PROMPT: Restate exactly the lines below, from the one containing "Serialize everything readable" through the final line, and leave out the pictures.

>> Begin

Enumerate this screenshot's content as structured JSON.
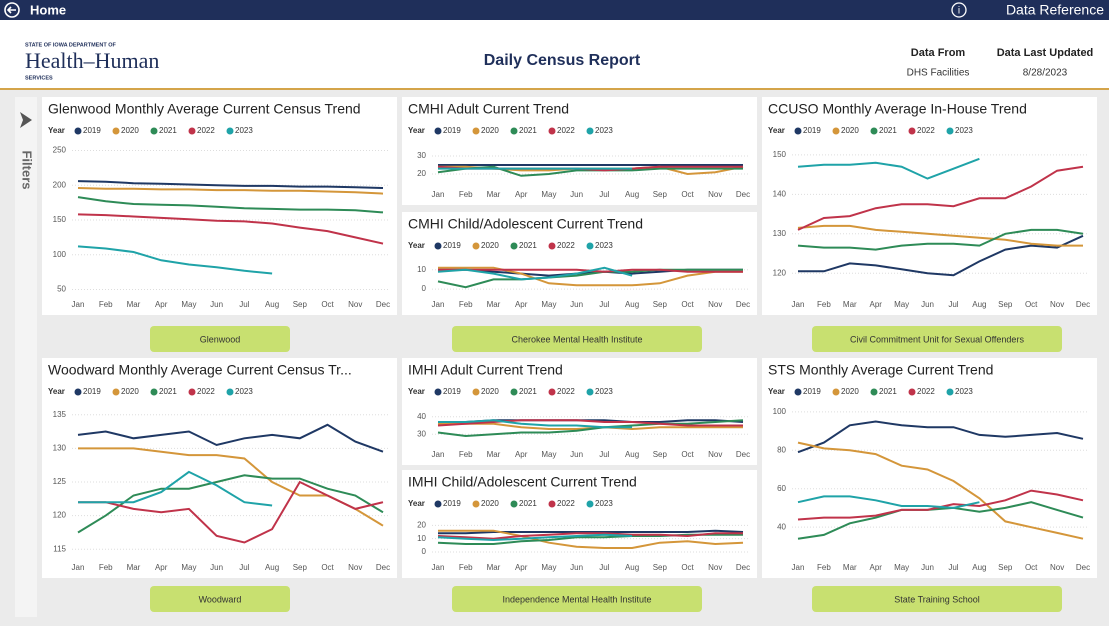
{
  "header": {
    "home": "Home",
    "data_reference": "Data Reference",
    "agency_line": "STATE OF IOWA DEPARTMENT OF",
    "agency_name": "Health–Human",
    "agency_sub": "SERVICES",
    "title": "Daily Census Report",
    "data_from_label": "Data From",
    "data_from": "DHS Facilities",
    "updated_label": "Data Last Updated",
    "updated": "8/28/2023"
  },
  "filters": "Filters",
  "buttons": [
    "Glenwood",
    "Cherokee Mental Health Institute",
    "Civil Commitment Unit for Sexual Offenders",
    "Woodward",
    "Independence Mental Health Institute",
    "State Training School"
  ],
  "chart_data": [
    {
      "type": "line",
      "title": "Glenwood Monthly Average Current Census Trend",
      "legend_title": "Year",
      "categories": [
        "Jan",
        "Feb",
        "Mar",
        "Apr",
        "May",
        "Jun",
        "Jul",
        "Aug",
        "Sep",
        "Oct",
        "Nov",
        "Dec"
      ],
      "ylim": [
        45,
        255
      ],
      "yticks": [
        50,
        100,
        150,
        200,
        250
      ],
      "grid": true,
      "series": [
        {
          "name": "2019",
          "color": "#1f3864",
          "values": [
            206,
            205,
            203,
            202,
            201,
            200,
            199,
            199,
            198,
            198,
            197,
            196
          ]
        },
        {
          "name": "2020",
          "color": "#d4963a",
          "values": [
            196,
            195,
            195,
            194,
            194,
            193,
            193,
            192,
            192,
            191,
            190,
            188
          ]
        },
        {
          "name": "2021",
          "color": "#2e8b57",
          "values": [
            183,
            177,
            173,
            172,
            171,
            169,
            167,
            166,
            165,
            165,
            164,
            161
          ]
        },
        {
          "name": "2022",
          "color": "#c0334a",
          "values": [
            158,
            157,
            155,
            153,
            151,
            149,
            148,
            145,
            139,
            134,
            125,
            116
          ]
        },
        {
          "name": "2023",
          "color": "#1fa3a8",
          "values": [
            112,
            109,
            104,
            92,
            86,
            82,
            77,
            73,
            null,
            null,
            null,
            null
          ]
        }
      ]
    },
    {
      "type": "line",
      "title": "CMHI Adult Current Trend",
      "legend_title": "Year",
      "categories": [
        "Jan",
        "Feb",
        "Mar",
        "Apr",
        "May",
        "Jun",
        "Jul",
        "Aug",
        "Sep",
        "Oct",
        "Nov",
        "Dec"
      ],
      "ylim": [
        15,
        35
      ],
      "yticks": [
        20,
        30
      ],
      "grid": true,
      "series": [
        {
          "name": "2019",
          "color": "#1f3864",
          "values": [
            25,
            25,
            25,
            25,
            25,
            25,
            25,
            25,
            25,
            25,
            25,
            25
          ]
        },
        {
          "name": "2020",
          "color": "#d4963a",
          "values": [
            24,
            24,
            23,
            22,
            22,
            23,
            23,
            23,
            24,
            20,
            21,
            24
          ]
        },
        {
          "name": "2021",
          "color": "#2e8b57",
          "values": [
            21,
            23,
            24,
            19,
            20,
            22,
            22,
            22,
            23,
            23,
            23,
            23
          ]
        },
        {
          "name": "2022",
          "color": "#c0334a",
          "values": [
            24,
            23,
            23,
            23,
            23,
            23,
            22,
            23,
            24,
            24,
            24,
            24
          ]
        },
        {
          "name": "2023",
          "color": "#1fa3a8",
          "values": [
            23,
            23,
            23,
            23,
            23,
            23,
            23,
            23,
            null,
            null,
            null,
            null
          ]
        }
      ]
    },
    {
      "type": "line",
      "title": "CMHI Child/Adolescent Current Trend",
      "legend_title": "Year",
      "categories": [
        "Jan",
        "Feb",
        "Mar",
        "Apr",
        "May",
        "Jun",
        "Jul",
        "Aug",
        "Sep",
        "Oct",
        "Nov",
        "Dec"
      ],
      "ylim": [
        -2,
        14
      ],
      "yticks": [
        0,
        10
      ],
      "grid": true,
      "series": [
        {
          "name": "2019",
          "color": "#1f3864",
          "values": [
            10,
            10,
            9,
            8,
            7,
            8,
            9,
            8,
            9,
            10,
            10,
            10
          ]
        },
        {
          "name": "2020",
          "color": "#d4963a",
          "values": [
            11,
            11,
            11,
            8,
            3,
            2,
            2,
            2,
            3,
            7,
            9,
            9
          ]
        },
        {
          "name": "2021",
          "color": "#2e8b57",
          "values": [
            4,
            1,
            5,
            5,
            6,
            7,
            9,
            9,
            10,
            10,
            10,
            10
          ]
        },
        {
          "name": "2022",
          "color": "#c0334a",
          "values": [
            10,
            10,
            10,
            10,
            10,
            10,
            9,
            10,
            10,
            9,
            9,
            9
          ]
        },
        {
          "name": "2023",
          "color": "#1fa3a8",
          "values": [
            9,
            10,
            8,
            5,
            6,
            8,
            11,
            7,
            null,
            null,
            null,
            null
          ]
        }
      ]
    },
    {
      "type": "line",
      "title": "CCUSO Monthly Average In-House Trend",
      "legend_title": "Year",
      "categories": [
        "Jan",
        "Feb",
        "Mar",
        "Apr",
        "May",
        "Jun",
        "Jul",
        "Aug",
        "Sep",
        "Oct",
        "Nov",
        "Dec"
      ],
      "ylim": [
        115,
        152
      ],
      "yticks": [
        120,
        130,
        140,
        150
      ],
      "grid": true,
      "series": [
        {
          "name": "2019",
          "color": "#1f3864",
          "values": [
            120.5,
            120.5,
            122.5,
            122,
            121,
            120,
            119.5,
            123,
            126,
            127,
            126.5,
            129.5
          ]
        },
        {
          "name": "2020",
          "color": "#d4963a",
          "values": [
            131.5,
            132,
            132,
            131,
            130.5,
            130,
            129.5,
            129,
            128.5,
            127.5,
            127,
            127
          ]
        },
        {
          "name": "2021",
          "color": "#2e8b57",
          "values": [
            127,
            126.5,
            126.5,
            126,
            127,
            127.5,
            127.5,
            127,
            130,
            131,
            131,
            130
          ]
        },
        {
          "name": "2022",
          "color": "#c0334a",
          "values": [
            131,
            134,
            134.5,
            136.5,
            137.5,
            137.5,
            137,
            139,
            139,
            142,
            146,
            147
          ]
        },
        {
          "name": "2023",
          "color": "#1fa3a8",
          "values": [
            147,
            147.5,
            147.5,
            148,
            147,
            144,
            146.5,
            149,
            null,
            null,
            null,
            null
          ]
        }
      ]
    },
    {
      "type": "line",
      "title": "Woodward Monthly Average Current Census Tr...",
      "legend_title": "Year",
      "categories": [
        "Jan",
        "Feb",
        "Mar",
        "Apr",
        "May",
        "Jun",
        "Jul",
        "Aug",
        "Sep",
        "Oct",
        "Nov",
        "Dec"
      ],
      "ylim": [
        114,
        136
      ],
      "yticks": [
        115,
        120,
        125,
        130,
        135
      ],
      "grid": true,
      "series": [
        {
          "name": "2019",
          "color": "#1f3864",
          "values": [
            132,
            132.5,
            131.5,
            132,
            132.5,
            130.5,
            131.5,
            132,
            131.5,
            133.5,
            131,
            129.5
          ]
        },
        {
          "name": "2020",
          "color": "#d4963a",
          "values": [
            130,
            130,
            130,
            129.5,
            129,
            129,
            128.5,
            125,
            123,
            123,
            121,
            118.5
          ]
        },
        {
          "name": "2021",
          "color": "#2e8b57",
          "values": [
            117.5,
            120,
            123,
            124,
            124,
            125,
            126,
            125.5,
            125.5,
            124,
            123,
            120.5
          ]
        },
        {
          "name": "2022",
          "color": "#c0334a",
          "values": [
            122,
            122,
            121,
            120.5,
            121,
            117,
            116,
            118,
            125,
            123,
            121,
            122
          ]
        },
        {
          "name": "2023",
          "color": "#1fa3a8",
          "values": [
            122,
            122,
            122,
            123.5,
            126.5,
            124.5,
            122,
            121.5,
            null,
            null,
            null,
            null
          ]
        }
      ]
    },
    {
      "type": "line",
      "title": "IMHI Adult Current Trend",
      "legend_title": "Year",
      "categories": [
        "Jan",
        "Feb",
        "Mar",
        "Apr",
        "May",
        "Jun",
        "Jul",
        "Aug",
        "Sep",
        "Oct",
        "Nov",
        "Dec"
      ],
      "ylim": [
        25,
        45
      ],
      "yticks": [
        30,
        40
      ],
      "grid": true,
      "series": [
        {
          "name": "2019",
          "color": "#1f3864",
          "values": [
            37,
            37,
            38,
            38,
            38,
            38,
            38,
            37,
            37,
            38,
            38,
            37
          ]
        },
        {
          "name": "2020",
          "color": "#d4963a",
          "values": [
            36,
            36,
            36,
            34,
            33,
            33,
            34,
            33,
            34,
            34,
            34,
            34
          ]
        },
        {
          "name": "2021",
          "color": "#2e8b57",
          "values": [
            31,
            29,
            30,
            31,
            31,
            32,
            34,
            35,
            36,
            36,
            37,
            38
          ]
        },
        {
          "name": "2022",
          "color": "#c0334a",
          "values": [
            35,
            36,
            37,
            38,
            38,
            38,
            37,
            37,
            36,
            35,
            35,
            35
          ]
        },
        {
          "name": "2023",
          "color": "#1fa3a8",
          "values": [
            37,
            37,
            38,
            36,
            35,
            35,
            34,
            34,
            null,
            null,
            null,
            null
          ]
        }
      ]
    },
    {
      "type": "line",
      "title": "IMHI Child/Adolescent Current Trend",
      "legend_title": "Year",
      "categories": [
        "Jan",
        "Feb",
        "Mar",
        "Apr",
        "May",
        "Jun",
        "Jul",
        "Aug",
        "Sep",
        "Oct",
        "Nov",
        "Dec"
      ],
      "ylim": [
        -3,
        24
      ],
      "yticks": [
        0,
        10,
        20
      ],
      "grid": true,
      "series": [
        {
          "name": "2019",
          "color": "#1f3864",
          "values": [
            14,
            14,
            15,
            15,
            15,
            15,
            15,
            15,
            15,
            15,
            16,
            15
          ]
        },
        {
          "name": "2020",
          "color": "#d4963a",
          "values": [
            16,
            16,
            16,
            12,
            7,
            4,
            3,
            3,
            7,
            8,
            6,
            7
          ]
        },
        {
          "name": "2021",
          "color": "#2e8b57",
          "values": [
            7,
            6,
            6,
            8,
            9,
            11,
            11,
            12,
            12,
            13,
            13,
            13
          ]
        },
        {
          "name": "2022",
          "color": "#c0334a",
          "values": [
            12,
            11,
            10,
            12,
            13,
            14,
            14,
            13,
            13,
            12,
            14,
            14
          ]
        },
        {
          "name": "2023",
          "color": "#1fa3a8",
          "values": [
            11,
            10,
            9,
            10,
            11,
            12,
            13,
            12,
            null,
            null,
            null,
            null
          ]
        }
      ]
    },
    {
      "type": "line",
      "title": "STS Monthly Average Current Trend",
      "legend_title": "Year",
      "categories": [
        "Jan",
        "Feb",
        "Mar",
        "Apr",
        "May",
        "Jun",
        "Jul",
        "Aug",
        "Sep",
        "Oct",
        "Nov",
        "Dec"
      ],
      "ylim": [
        25,
        102
      ],
      "yticks": [
        40,
        60,
        80,
        100
      ],
      "grid": true,
      "series": [
        {
          "name": "2019",
          "color": "#1f3864",
          "values": [
            79,
            84,
            93,
            95,
            93,
            92,
            92,
            88,
            87,
            88,
            89,
            86
          ]
        },
        {
          "name": "2020",
          "color": "#d4963a",
          "values": [
            84,
            81,
            80,
            78,
            72,
            70,
            64,
            55,
            43,
            40,
            37,
            34
          ]
        },
        {
          "name": "2021",
          "color": "#2e8b57",
          "values": [
            34,
            36,
            42,
            45,
            49,
            49,
            50,
            48,
            50,
            53,
            49,
            45
          ]
        },
        {
          "name": "2022",
          "color": "#c0334a",
          "values": [
            44,
            45,
            45,
            46,
            49,
            49,
            52,
            51,
            54,
            59,
            57,
            54
          ]
        },
        {
          "name": "2023",
          "color": "#1fa3a8",
          "values": [
            53,
            56,
            56,
            54,
            51,
            51,
            50,
            53,
            null,
            null,
            null,
            null
          ]
        }
      ]
    }
  ]
}
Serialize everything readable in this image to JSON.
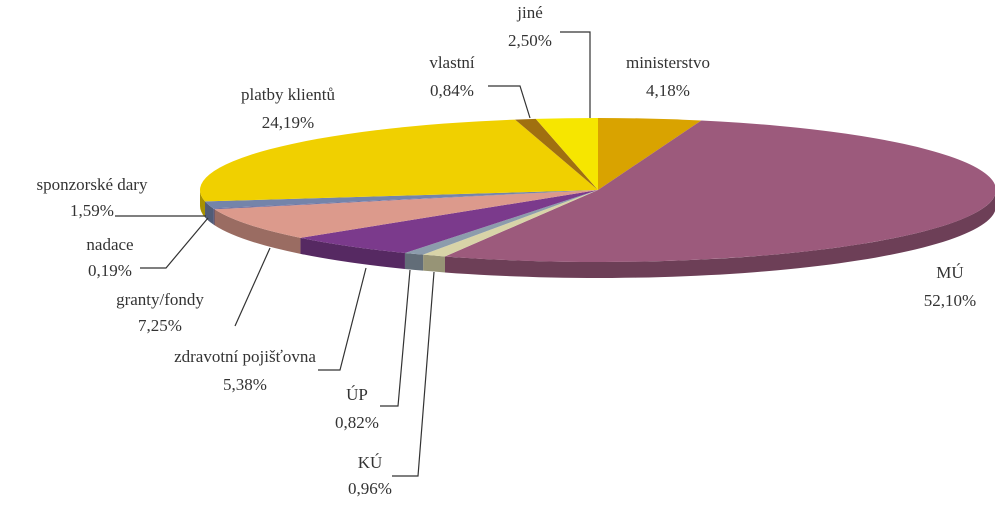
{
  "chart_data": {
    "type": "pie",
    "categories": [
      "ministerstvo",
      "MÚ",
      "KÚ",
      "ÚP",
      "zdravotní pojišťovna",
      "granty/fondy",
      "nadace",
      "sponzorské dary",
      "platby klientů",
      "vlastní",
      "jiné"
    ],
    "values": [
      4.18,
      52.1,
      0.96,
      0.82,
      5.38,
      7.25,
      0.19,
      1.59,
      24.19,
      0.84,
      2.5
    ],
    "value_labels": [
      "4,18%",
      "52,10%",
      "0,96%",
      "0,82%",
      "5,38%",
      "7,25%",
      "0,19%",
      "1,59%",
      "24,19%",
      "0,84%",
      "2,50%"
    ],
    "colors": [
      "#d9a300",
      "#9c5a7c",
      "#d8d4a8",
      "#8c9cac",
      "#7b3a8c",
      "#dc9a8c",
      "#6a6aa0",
      "#7484aa",
      "#f0d000",
      "#a07010",
      "#f6e600"
    ]
  }
}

>> End

RESULT FOR THIS EXERCISE:
Serialize everything readable in this image to JSON.
{
  "chart_data": {
    "type": "pie",
    "categories": [
      "ministerstvo",
      "MÚ",
      "KÚ",
      "ÚP",
      "zdravotní pojišťovna",
      "granty/fondy",
      "nadace",
      "sponzorské dary",
      "platby klientů",
      "vlastní",
      "jiné"
    ],
    "values": [
      4.18,
      52.1,
      0.96,
      0.82,
      5.38,
      7.25,
      0.19,
      1.59,
      24.19,
      0.84,
      2.5
    ],
    "value_labels": [
      "4,18%",
      "52,10%",
      "0,96%",
      "0,82%",
      "5,38%",
      "7,25%",
      "0,19%",
      "1,59%",
      "24,19%",
      "0,84%",
      "2,50%"
    ],
    "colors": [
      "#d9a300",
      "#9c5a7c",
      "#d8d4a8",
      "#8c9cac",
      "#7b3a8c",
      "#dc9a8c",
      "#6a6aa0",
      "#7484aa",
      "#f0d000",
      "#a07010",
      "#f6e600"
    ]
  }
}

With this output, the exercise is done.